* [Stated exercise]: Without the images, write out the whole listing exactly.
— BEGIN Task inputs —
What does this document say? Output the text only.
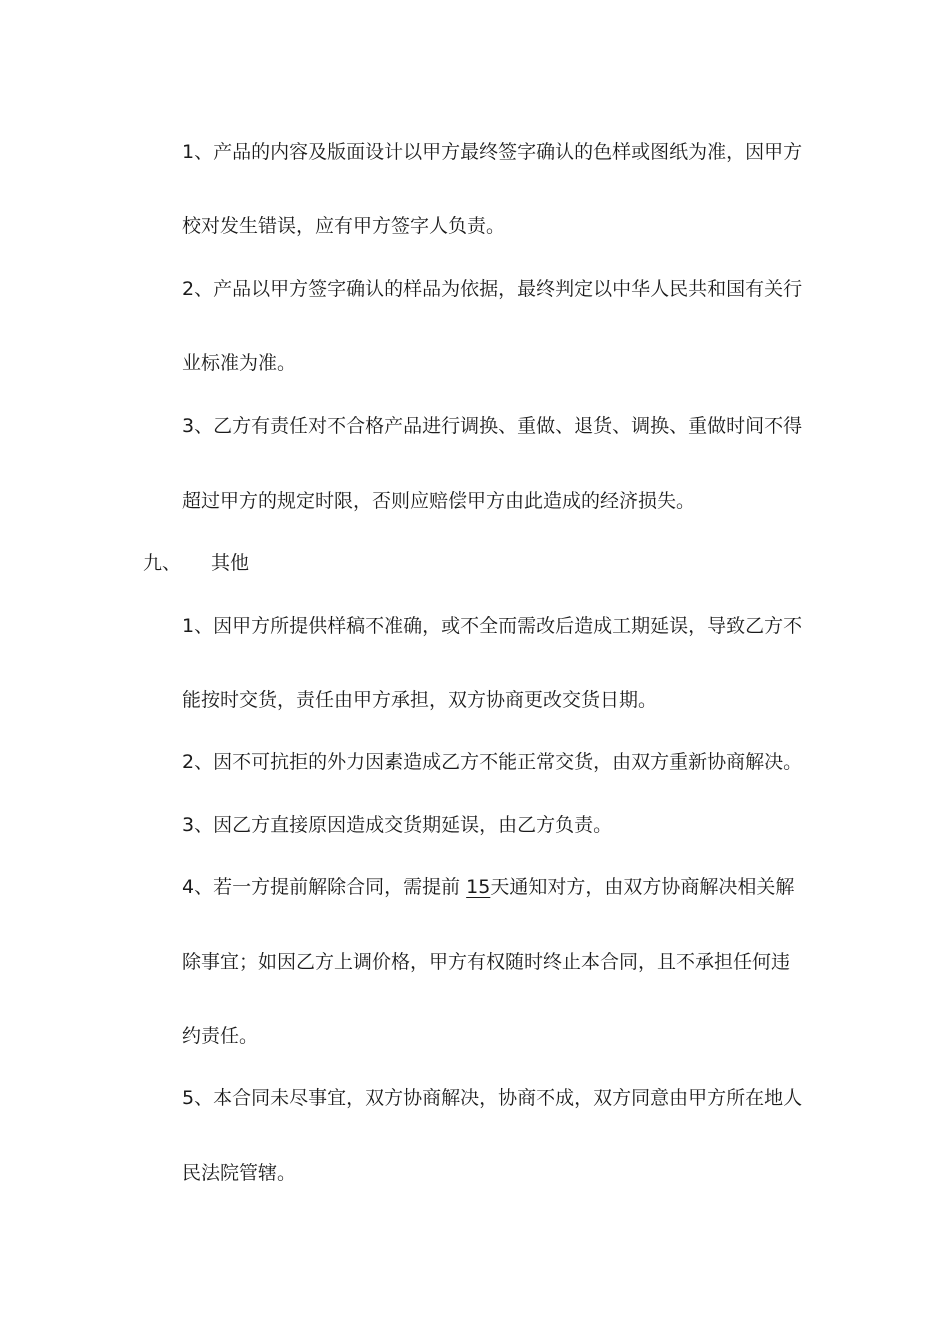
1、产品的内容及版面设计以甲方最终签字确认的色样或图纸为准，因甲方
校对发生错误，应有甲方签字人负责。
2、产品以甲方签字确认的样品为依据，最终判定以中华人民共和国有关行
业标准为准。
3、乙方有责任对不合格产品进行调换、重做、退货、调换、重做时间不得
超过甲方的规定时限，否则应赔偿甲方由此造成的经济损失。
九、 其他
1、因甲方所提供样稿不准确，或不全而需改后造成工期延误，导致乙方不
能按时交货，责任由甲方承担，双方协商更改交货日期。
2、因不可抗拒的外力因素造成乙方不能正常交货，由双方重新协商解决。
3、因乙方直接原因造成交货期延误，由乙方负责。
4、若一方提前解除合同，需提前 15天通知对方，由双方协商解决相关解
除事宜；如因乙方上调价格，甲方有权随时终止本合同，且不承担任何违
约责任。
5、本合同未尽事宜，双方协商解决，协商不成，双方同意由甲方所在地人
民法院管辖。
— END Task inputs —
* [Task answer]:
What does this document say? Output the text only.
1、产品的内容及版面设计以甲方最终签字确认的色样或图纸为准，因甲方
校对发生错误，应有甲方签字人负责。
2、产品以甲方签字确认的样品为依据，最终判定以中华人民共和国有关行
业标准为准。
3、乙方有责任对不合格产品进行调换、重做、退货、调换、重做时间不得
超过甲方的规定时限，否则应赔偿甲方由此造成的经济损失。
九、 其他
1、因甲方所提供样稿不准确，或不全而需改后造成工期延误，导致乙方不
能按时交货，责任由甲方承担，双方协商更改交货日期。
2、因不可抗拒的外力因素造成乙方不能正常交货，由双方重新协商解决。
3、因乙方直接原因造成交货期延误，由乙方负责。
4、若一方提前解除合同，需提前 15天通知对方，由双方协商解决相关解
除事宜；如因乙方上调价格，甲方有权随时终止本合同，且不承担任何违
约责任。
5、本合同未尽事宜，双方协商解决，协商不成，双方同意由甲方所在地人
民法院管辖。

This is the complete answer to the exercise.